__REQUIREMENT__.
Copy the lines holding the word "Demo", all of them.

Stored data
* begin *

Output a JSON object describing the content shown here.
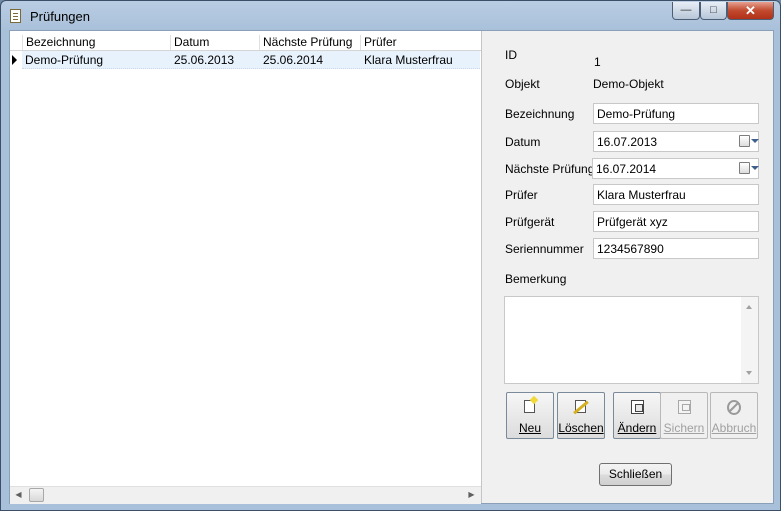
{
  "window": {
    "title": "Prüfungen",
    "controls": {
      "minimize": "—",
      "maximize": "□",
      "close": "✕"
    }
  },
  "list": {
    "columns": [
      "Bezeichnung",
      "Datum",
      "Nächste Prüfung",
      "Prüfer"
    ],
    "rows": [
      {
        "bezeichnung": "Demo-Prüfung",
        "datum": "25.06.2013",
        "naechste": "25.06.2014",
        "pruefer": "Klara Musterfrau"
      }
    ]
  },
  "form": {
    "id_label": "ID",
    "id_value": "1",
    "objekt_label": "Objekt",
    "objekt_value": "Demo-Objekt",
    "bezeichnung_label": "Bezeichnung",
    "bezeichnung_value": "Demo-Prüfung",
    "datum_label": "Datum",
    "datum_value": "16.07.2013",
    "naechste_label": "Nächste Prüfung",
    "naechste_value": "16.07.2014",
    "pruefer_label": "Prüfer",
    "pruefer_value": "Klara Musterfrau",
    "pruefgeraet_label": "Prüfgerät",
    "pruefgeraet_value": "Prüfgerät xyz",
    "seriennummer_label": "Seriennummer",
    "seriennummer_value": "1234567890",
    "bemerkung_label": "Bemerkung",
    "bemerkung_value": ""
  },
  "toolbar": {
    "neu": "Neu",
    "loeschen": "Löschen",
    "aendern": "Ändern",
    "sichern": "Sichern",
    "abbruch": "Abbruch"
  },
  "footer": {
    "schliessen": "Schließen"
  },
  "colors": {
    "window_frame": "#a9c0da",
    "selected_row": "#e8f2fd",
    "close_button": "#c24a2e"
  },
  "icons": [
    "document-icon",
    "new-icon",
    "delete-icon",
    "edit-icon",
    "save-icon",
    "cancel-icon",
    "calendar-icon",
    "dropdown-arrow-icon"
  ]
}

* end *

__SOLVED EXERCISE__.
        "bezeichnung": "Demo-Prüfung",
    "objekt_value": "Demo-Objekt",
    "bezeichnung_value": "Demo-Prüfung",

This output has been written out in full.